### Extrait fourni
════════════════════
J’ai pris mes fonctions le 25 octobre dernier dans un contexte aux enjeux très forts, compte tenu de la crise énergétique, de la situation macroéconomique, et de la volonté du gouvernement de présenter un projet de loi d’accélération des énergies renouvelables. J’ai trouvé au syndicat des adhérents soudés et désireux d’avancer de façon constructive, très mobilisés dans les commissions thématiques, ainsi qu’une équipe de permanents à la compétence remarquable.
Le SER est un très bel outil qui représente l’ensemble des filières d’énergies renouvelables, l’ensemble de la chaîne de valeur, et qui offre à ses membres beaucoup de valeur ajoutée par la transversalité qu’il parvient à créer entre toutes ses composantes.
J’ai noté qu’il était crédible et respecté par le gouvernement et les parlementaires. Ce sérieux est à mettre au crédit de mon prédécesseur Jean-Louis Bal qui a occupé la présidence pendant douze ans, avec toute la compétence et l’engagement que nous lui connaissons.
Lorsque j’ai présenté ma candidature devant les adhérents, j’ai axé mon projet autour de la communication et du rapport aux territoires. Les ambitions que nourrit la France en matière de renouvelables nécessitent de l’adhésion, et ces derniers temps, on a pu voir apparaître des crispations qu’il faut dénouer sans tarder. La relation aux élus locaux est de ce point de vue essentielle. Professionnellement, je connais intimement le monde des collectivités locales, et je compte bien mettre à profit cette connaissance pour faciliter le dialogue. Il en va de même pour l’opinion publique en général. Beaucoup de choses inexactes sont dites, en surfant sur les inquiétudes légitimes de nos concitoyens. Dans le domaine de l’énergie, nous avons besoin de faire preuve de beaucoup de pédagogie et de transparence. Par chance, les travaux de RTE et de l’ADEME, notamment, offrent des éléments de réflexion issus d’une méthodologie que personne ne conteste. Je compte bien m’appuyer sur ces derniers pour éclairer le débat public.
Dans le contexte de crise actuel, quels sont les atouts des énergies renouvelables ? Comment peuvent-elles contribuer à la sortie de crise ?
Il y a eu un avant, et il y aura un après à la crise que nous connaissons. La guerre en Ukraine a été le révélateur d’une situation qui couvait, entre les tensions inflationnistes liées aux différents plans de relance dans le monde, et la nécessité d’accélérer la décarbonation de nos économies. La sortie de crise se fera donc par une transition profonde.
Les EnR sont au coeur de cette transition pour plusieurs raisons.
════════════════════
### Informations affichées
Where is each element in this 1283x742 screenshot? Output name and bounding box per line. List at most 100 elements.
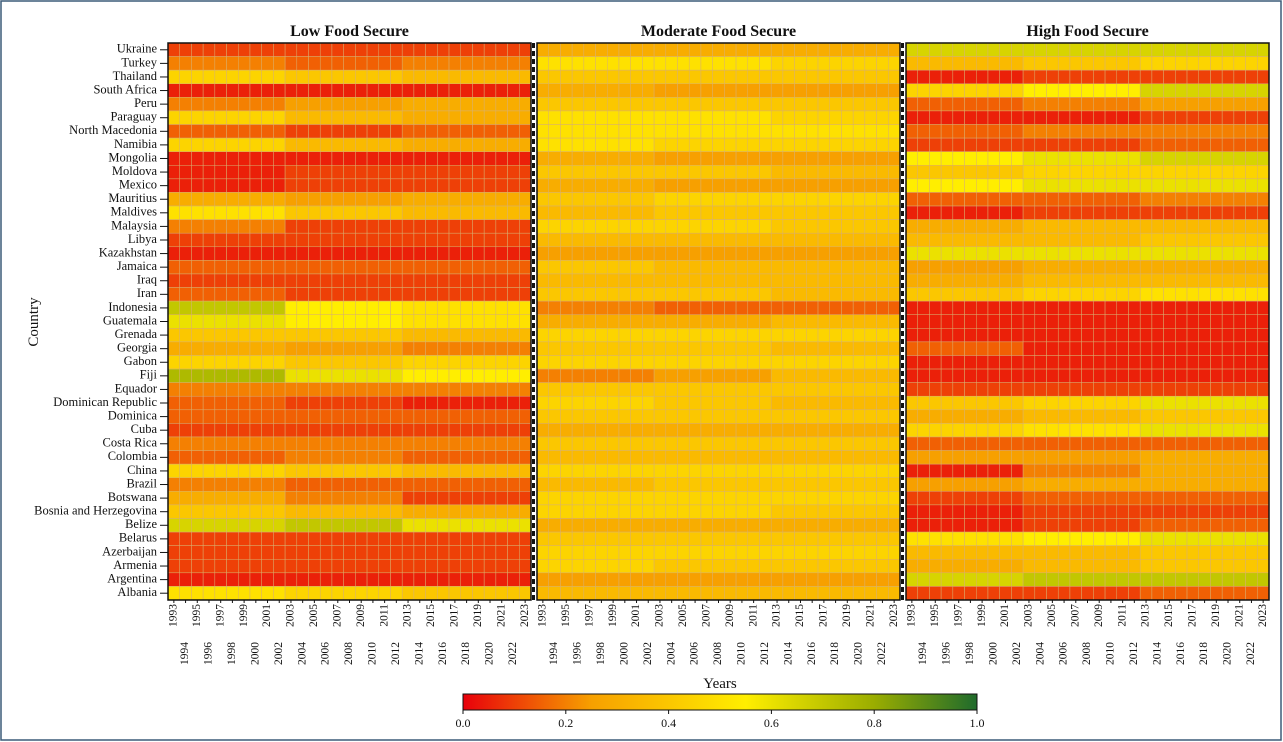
- year-label: 2015: [794, 604, 806, 627]
- heatmap-cell: [583, 531, 596, 546]
- heatmap-cell: [437, 586, 450, 601]
- heatmap-cell: [214, 287, 227, 302]
- heatmap-cell: [1221, 137, 1235, 152]
- heatmap-cell: [806, 395, 819, 411]
- heatmap-cell: [688, 423, 702, 438]
- year-label: 2017: [818, 604, 830, 627]
- heatmap-cell: [1116, 83, 1129, 98]
- heatmap-cell: [688, 504, 702, 519]
- heatmap-cell: [1046, 463, 1059, 478]
- heatmap-cell: [735, 586, 749, 601]
- heatmap-cell: [1128, 178, 1141, 193]
- heatmap-cell: [214, 395, 227, 411]
- heatmap-cell: [1011, 165, 1024, 180]
- heatmap-cell: [1104, 355, 1118, 370]
- heatmap-cell: [483, 450, 497, 465]
- heatmap-cell: [1069, 450, 1082, 465]
- heatmap-cell: [917, 300, 930, 315]
- heatmap-cell: [976, 450, 989, 465]
- heatmap-cell: [1210, 463, 1223, 478]
- heatmap-cell: [677, 124, 690, 139]
- heatmap-cell: [202, 463, 216, 478]
- heatmap-cell: [829, 355, 842, 370]
- heatmap-cell: [284, 287, 298, 302]
- heatmap-cell: [688, 368, 702, 383]
- heatmap-cell: [1046, 124, 1059, 139]
- heatmap-cell: [226, 491, 239, 506]
- heatmap-cell: [929, 69, 942, 85]
- heatmap-cell: [1034, 178, 1047, 193]
- heatmap-cell: [425, 83, 438, 98]
- year-label: 1994: [548, 642, 560, 665]
- country-label: Guatemala: [103, 313, 158, 327]
- heatmap-cell: [401, 56, 415, 71]
- heatmap-cell: [483, 382, 497, 397]
- heatmap-cell: [1116, 436, 1129, 451]
- heatmap-cell: [806, 518, 819, 533]
- heatmap-cell: [653, 423, 667, 438]
- heatmap-cell: [607, 83, 620, 98]
- heatmap-cell: [852, 572, 866, 587]
- heatmap-cell: [1057, 355, 1071, 370]
- heatmap-cell: [296, 491, 309, 506]
- heatmap-cell: [425, 287, 438, 302]
- heatmap-cell: [413, 151, 426, 166]
- heatmap-cell: [495, 558, 508, 574]
- heatmap-cell: [366, 341, 380, 356]
- heatmap-cell: [519, 219, 532, 234]
- heatmap-cell: [483, 137, 497, 152]
- heatmap-cell: [607, 572, 620, 587]
- heatmap-cell: [806, 382, 819, 397]
- heatmap-cell: [1245, 287, 1258, 302]
- heatmap-cell: [495, 246, 508, 261]
- heatmap-cell: [817, 124, 830, 139]
- heatmap-cell: [653, 178, 667, 193]
- heatmap-cell: [472, 300, 485, 315]
- heatmap-cell: [1093, 409, 1106, 424]
- heatmap-cell: [296, 110, 309, 125]
- heatmap-cell: [1081, 572, 1094, 587]
- heatmap-cell: [759, 205, 772, 220]
- heatmap-cell: [273, 97, 286, 112]
- heatmap-cell: [401, 382, 415, 397]
- heatmap-cell: [226, 477, 239, 492]
- heatmap-cell: [519, 463, 532, 478]
- heatmap-cell: [759, 518, 772, 533]
- heatmap-cell: [1104, 450, 1118, 465]
- heatmap-cell: [355, 382, 368, 397]
- heatmap-cell: [1081, 124, 1094, 139]
- heatmap-cell: [1233, 368, 1246, 383]
- heatmap-cell: [677, 69, 690, 85]
- heatmap-cell: [806, 328, 819, 343]
- heatmap-cell: [759, 328, 772, 343]
- heatmap-cell: [238, 341, 251, 356]
- heatmap-cell: [987, 314, 1000, 329]
- heatmap-cell: [794, 314, 807, 329]
- heatmap-cell: [864, 477, 877, 492]
- heatmap-cell: [759, 382, 772, 397]
- heatmap-cell: [308, 165, 321, 180]
- heatmap-cell: [999, 355, 1012, 370]
- year-label: 2014: [413, 642, 425, 665]
- heatmap-cell: [794, 491, 807, 506]
- heatmap-cell: [238, 504, 251, 519]
- country-label: Bosnia and Herzegovina: [34, 504, 157, 518]
- heatmap-cell: [284, 56, 298, 71]
- heatmap-cell: [876, 586, 889, 601]
- heatmap-cell: [630, 477, 643, 492]
- heatmap-cell: [852, 110, 866, 125]
- heatmap-cell: [1198, 328, 1211, 343]
- heatmap-cell: [1198, 124, 1211, 139]
- heatmap-cell: [841, 151, 854, 166]
- heatmap-cell: [876, 42, 889, 57]
- heatmap-cell: [284, 232, 298, 248]
- heatmap-cell: [618, 368, 631, 383]
- heatmap-cell: [976, 219, 989, 234]
- heatmap-cell: [940, 205, 954, 220]
- heatmap-cell: [1233, 436, 1246, 451]
- heatmap-cell: [378, 558, 391, 574]
- heatmap-cell: [378, 83, 391, 98]
- heatmap-cell: [607, 436, 620, 451]
- heatmap-cell: [677, 531, 690, 546]
- heatmap-cell: [653, 545, 667, 560]
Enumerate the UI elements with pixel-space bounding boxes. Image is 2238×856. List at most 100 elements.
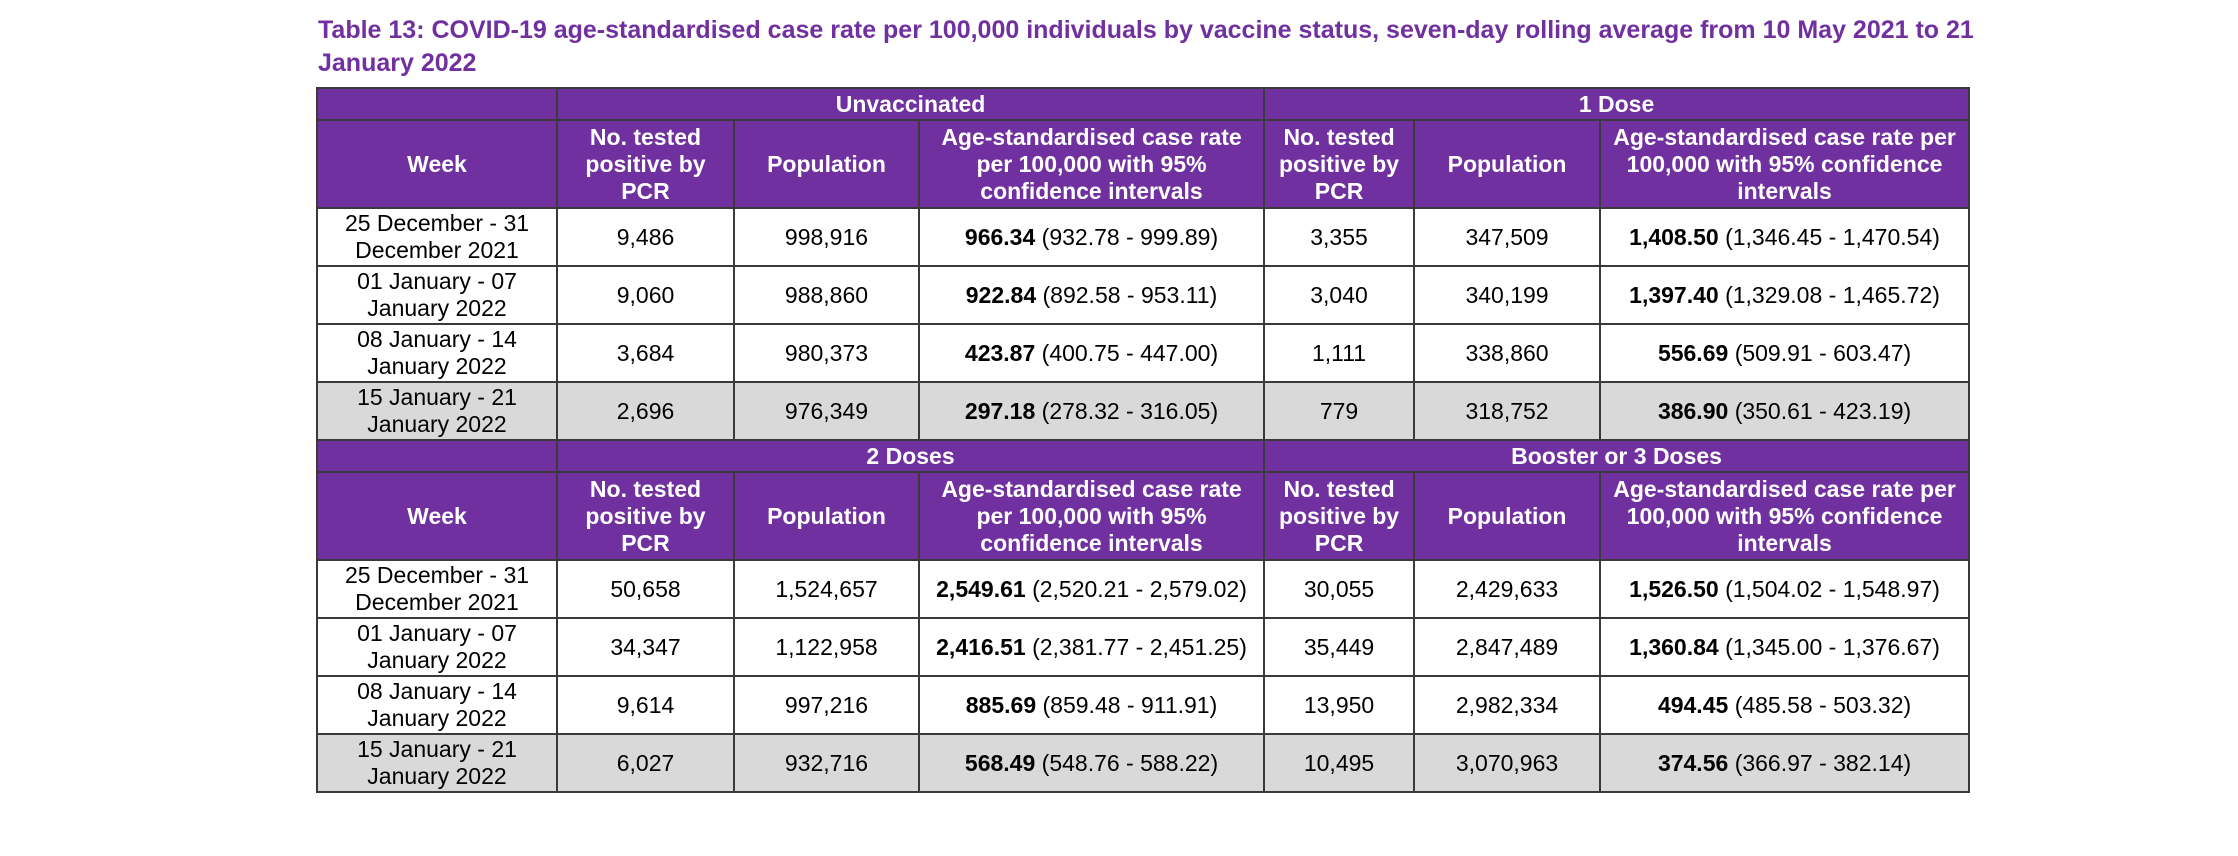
- week-cell: 01 January - 07 January 2022: [316, 265, 558, 325]
- column-header-cell: No. tested positive by PCR: [1263, 119, 1416, 209]
- table-row: 25 December - 31 December 2021 9,486 998,9…: [316, 207, 1971, 267]
- table-row: 08 January - 14 January 2022 3,684 980,373…: [316, 323, 1971, 383]
- group-header-cell: Unvaccinated: [555, 87, 1266, 121]
- tested-cell: 6,027: [556, 733, 735, 793]
- rate-cell: 966.34 (932.78 - 999.89): [917, 207, 1266, 267]
- table-title: Table 13: COVID-19 age-standardised case…: [318, 16, 1974, 77]
- rate-cell: 1,526.50 (1,504.02 - 1,548.97): [1599, 559, 1971, 619]
- confidence-interval: (1,346.45 - 1,470.54): [1725, 223, 1940, 250]
- population-cell: 1,524,657: [733, 559, 920, 619]
- rate-cell: 568.49 (548.76 - 588.22): [917, 733, 1266, 793]
- group-header-cell: Booster or 3 Doses: [1263, 439, 1971, 473]
- group-header-row: Unvaccinated 1 Dose: [316, 87, 1971, 121]
- tested-cell: 9,614: [556, 675, 735, 735]
- confidence-interval: (2,520.21 - 2,579.02): [1032, 575, 1247, 602]
- week-cell: 15 January - 21 January 2022: [316, 733, 558, 793]
- rate-cell: 1,360.84 (1,345.00 - 1,376.67): [1599, 617, 1971, 677]
- population-cell: 2,847,489: [1413, 617, 1602, 677]
- tested-cell: 9,060: [556, 265, 735, 325]
- confidence-interval: (932.78 - 999.89): [1041, 223, 1219, 250]
- confidence-interval: (2,381.77 - 2,451.25): [1032, 633, 1247, 660]
- population-cell: 340,199: [1413, 265, 1602, 325]
- population-cell: 998,916: [733, 207, 920, 267]
- column-header-row: Week No. tested positive by PCR Population…: [316, 471, 1971, 561]
- column-header-cell: Week: [316, 471, 558, 561]
- confidence-interval: (1,504.02 - 1,548.97): [1725, 575, 1940, 602]
- rate-cell: 423.87 (400.75 - 447.00): [917, 323, 1266, 383]
- population-cell: 997,216: [733, 675, 920, 735]
- case-rate-table: Unvaccinated 1 Dose Week No. tested positiv…: [316, 87, 1971, 793]
- rate-value: 922.84: [965, 281, 1037, 308]
- tested-cell: 1,111: [1263, 323, 1416, 383]
- table-row: 01 January - 07 January 2022 9,060 988,860…: [316, 265, 1971, 325]
- rate-cell: 1,408.50 (1,346.45 - 1,470.54): [1599, 207, 1971, 267]
- tested-cell: 3,355: [1263, 207, 1416, 267]
- rate-value: 556.69: [1657, 339, 1729, 366]
- confidence-interval: (1,345.00 - 1,376.67): [1725, 633, 1940, 660]
- column-header-cell: Population: [1413, 471, 1602, 561]
- week-cell: 08 January - 14 January 2022: [316, 675, 558, 735]
- population-cell: 976,349: [733, 381, 920, 441]
- table-row: 25 December - 31 December 2021 50,658 1,52…: [316, 559, 1971, 619]
- tested-cell: 3,040: [1263, 265, 1416, 325]
- column-header-cell: Population: [1413, 119, 1602, 209]
- table-row: 01 January - 07 January 2022 34,347 1,122,…: [316, 617, 1971, 677]
- column-header-cell: Age-standardised case rate per 100,000 w…: [1599, 119, 1971, 209]
- tested-cell: 35,449: [1263, 617, 1416, 677]
- column-header-cell: Age-standardised case rate per 100,000 w…: [1599, 471, 1971, 561]
- population-cell: 318,752: [1413, 381, 1602, 441]
- confidence-interval: (366.97 - 382.14): [1734, 749, 1912, 776]
- column-header-cell: Age-standardised case rate per 100,000 w…: [917, 119, 1266, 209]
- rate-value: 374.56: [1657, 749, 1729, 776]
- confidence-interval: (548.76 - 588.22): [1041, 749, 1219, 776]
- rate-value: 494.45: [1657, 691, 1729, 718]
- population-cell: 1,122,958: [733, 617, 920, 677]
- column-header-cell: Age-standardised case rate per 100,000 w…: [917, 471, 1266, 561]
- confidence-interval: (1,329.08 - 1,465.72): [1725, 281, 1940, 308]
- tested-cell: 779: [1263, 381, 1416, 441]
- rate-value: 423.87: [964, 339, 1036, 366]
- rate-cell: 386.90 (350.61 - 423.19): [1599, 381, 1971, 441]
- week-cell: 15 January - 21 January 2022: [316, 381, 558, 441]
- rate-value: 885.69: [965, 691, 1037, 718]
- week-cell: 25 December - 31 December 2021: [316, 559, 558, 619]
- table-row: 15 January - 21 January 2022 2,696 976,349…: [316, 381, 1971, 441]
- rate-cell: 556.69 (509.91 - 603.47): [1599, 323, 1971, 383]
- confidence-interval: (859.48 - 911.91): [1042, 691, 1218, 718]
- population-cell: 338,860: [1413, 323, 1602, 383]
- week-cell: 25 December - 31 December 2021: [316, 207, 558, 267]
- group-header-blank: [316, 87, 558, 121]
- rate-cell: 922.84 (892.58 - 953.11): [917, 265, 1266, 325]
- rate-cell: 297.18 (278.32 - 316.05): [917, 381, 1266, 441]
- population-cell: 2,429,633: [1413, 559, 1602, 619]
- rate-value: 1,397.40: [1629, 281, 1719, 308]
- group-header-blank: [316, 439, 558, 473]
- population-cell: 347,509: [1413, 207, 1602, 267]
- confidence-interval: (278.32 - 316.05): [1041, 397, 1219, 424]
- population-cell: 3,070,963: [1413, 733, 1602, 793]
- tested-cell: 2,696: [556, 381, 735, 441]
- rate-cell: 885.69 (859.48 - 911.91): [917, 675, 1266, 735]
- table-row: 15 January - 21 January 2022 6,027 932,716…: [316, 733, 1971, 793]
- confidence-interval: (509.91 - 603.47): [1734, 339, 1912, 366]
- tested-cell: 50,658: [556, 559, 735, 619]
- column-header-cell: Population: [733, 471, 920, 561]
- rate-value: 2,549.61: [936, 575, 1026, 602]
- confidence-interval: (892.58 - 953.11): [1042, 281, 1218, 308]
- confidence-interval: (485.58 - 503.32): [1734, 691, 1912, 718]
- group-header-row: 2 Doses Booster or 3 Doses: [316, 439, 1971, 473]
- group-header-cell: 1 Dose: [1263, 87, 1971, 121]
- tested-cell: 13,950: [1263, 675, 1416, 735]
- rate-value: 386.90: [1657, 397, 1729, 424]
- rate-value: 1,526.50: [1629, 575, 1719, 602]
- population-cell: 988,860: [733, 265, 920, 325]
- rate-cell: 1,397.40 (1,329.08 - 1,465.72): [1599, 265, 1971, 325]
- tested-cell: 10,495: [1263, 733, 1416, 793]
- rate-value: 297.18: [964, 397, 1036, 424]
- column-header-cell: Week: [316, 119, 558, 209]
- column-header-cell: Population: [733, 119, 920, 209]
- rate-value: 966.34: [964, 223, 1036, 250]
- confidence-interval: (350.61 - 423.19): [1734, 397, 1912, 424]
- population-cell: 2,982,334: [1413, 675, 1602, 735]
- week-cell: 08 January - 14 January 2022: [316, 323, 558, 383]
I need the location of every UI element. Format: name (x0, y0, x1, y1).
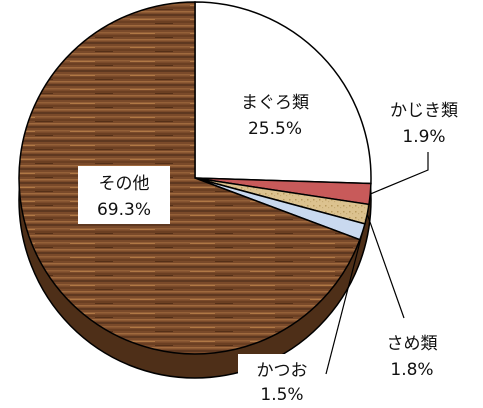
label-bg-other (78, 166, 170, 224)
slice-label-other: その他 (99, 174, 150, 194)
slice-value-same: 1.8% (390, 360, 433, 380)
leader-lines (325, 152, 429, 375)
slice-label-maguro: まぐろ類 (241, 93, 309, 113)
slice-other (18, 1, 361, 355)
slice-value-maguro: 25.5% (248, 119, 302, 139)
slice-value-other: 69.3% (97, 200, 151, 220)
slice-label-katsuo: かつお (257, 361, 308, 381)
pie-slices (18, 1, 372, 355)
label-bg-katsuo (238, 354, 324, 406)
leader-same (366, 214, 405, 319)
slice-value-kajiki: 1.9% (402, 127, 445, 147)
label-bg-same (368, 326, 456, 382)
slice-value-katsuo: 1.5% (260, 385, 303, 405)
leader-kajiki (370, 152, 429, 195)
leader-katsuo (325, 231, 364, 375)
slice-label-same: さめ類 (387, 334, 438, 354)
label-bg-kajiki (376, 94, 474, 150)
slice-label-kajiki: かじき類 (390, 101, 458, 121)
label-bg-maguro (220, 86, 330, 148)
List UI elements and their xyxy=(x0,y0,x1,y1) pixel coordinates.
════════════════════
### Consigne 1
Transcrivez fidèlement le passage de l’extrait sur les énergies renouvelables qui s’ouvre sur les mots contenant « J’ai noté qu’il » et se clôt sur « nous lui connaissons. ».
### Consigne 2
Relevez l’ensemble des sigles qui figurent dans l’extrait sur les énergies renouvelables.
### Consigne 3
Poursuivez l’extrait sur les énergies renouvelables à partir de sa dernière phrase.

### Réponse rédigée 1
J’ai noté qu’il était crédible et respecté par le gouvernement et les parlementaires. Ce sérieux est à mettre au crédit de mon prédécesseur Jean-Louis Bal qui a occupé la présidence pendant douze ans, avec toute la compétence et l’engagement que nous lui connaissons.

### Réponse rédigée 2
SER, RTE, ADEME, EnR

### Réponse rédigée 3
La première est évidemment qu’elles constituent une source d’approvisionnement en énergie qui est devenue essentielle. Lors du colloque du SER, la ministre Agnès Pannier-Runacher a même qualifiées « d’énergies centrales ». Songeons, par exemple, que si la France avait tenu sa trajectoire en matière d’ENR (23 % de part d’ENR dans la consommation finale d’énergie au lieu de 19,1 %), nous aurions eu à disposition en 2020 une production complémentaire correspondant à 20 % des besoins de l’ensemble de l’industrie ! Ce n’est pas anecdotique.
La deuxième est que ces énergies sont des énergies de territoire. Les projet d’EnR sont implantés près de nos concitoyens, et d’une certaine façon ils redonnent une réalité matérielle à une énergie que l’on a longtemps pu considérer comme illimitée. Bien entendu, cette prise de conscience ne va pas sans poser des difficultés, mais elles font partie de la transition que j’évoquais tout à l’heure. Et elles faciliteront les efforts de sobriété nécessaires, en privilégiant des logiques de circuit court.
La troisième est que très majoritairement, les EnR se développent au travers de mécanismes de marché qui stabilisent les prix. Qu’il s’agisse de contrats pour différence ou de PPA (« Power Purchase Agreement » – Contrat d’achat d’électricité à long terme), le modèle économique cherche à privilégier le coût moyen. D’autre part, le prix n’est plus lié à la rareté d’une ressource naturelle. C’est aussi pour l’État une manne financière, puisque comme la Commission de régulation de l’énergie (CRE) l’a elle-même relevé, les EnR rapporteront 31 milliards d’euros au budget de la Nation en 2022 et 2023. Le jour du dépassement, celui où cette contribution aura dépassé le montant des aides reçues, n’est plus très loin !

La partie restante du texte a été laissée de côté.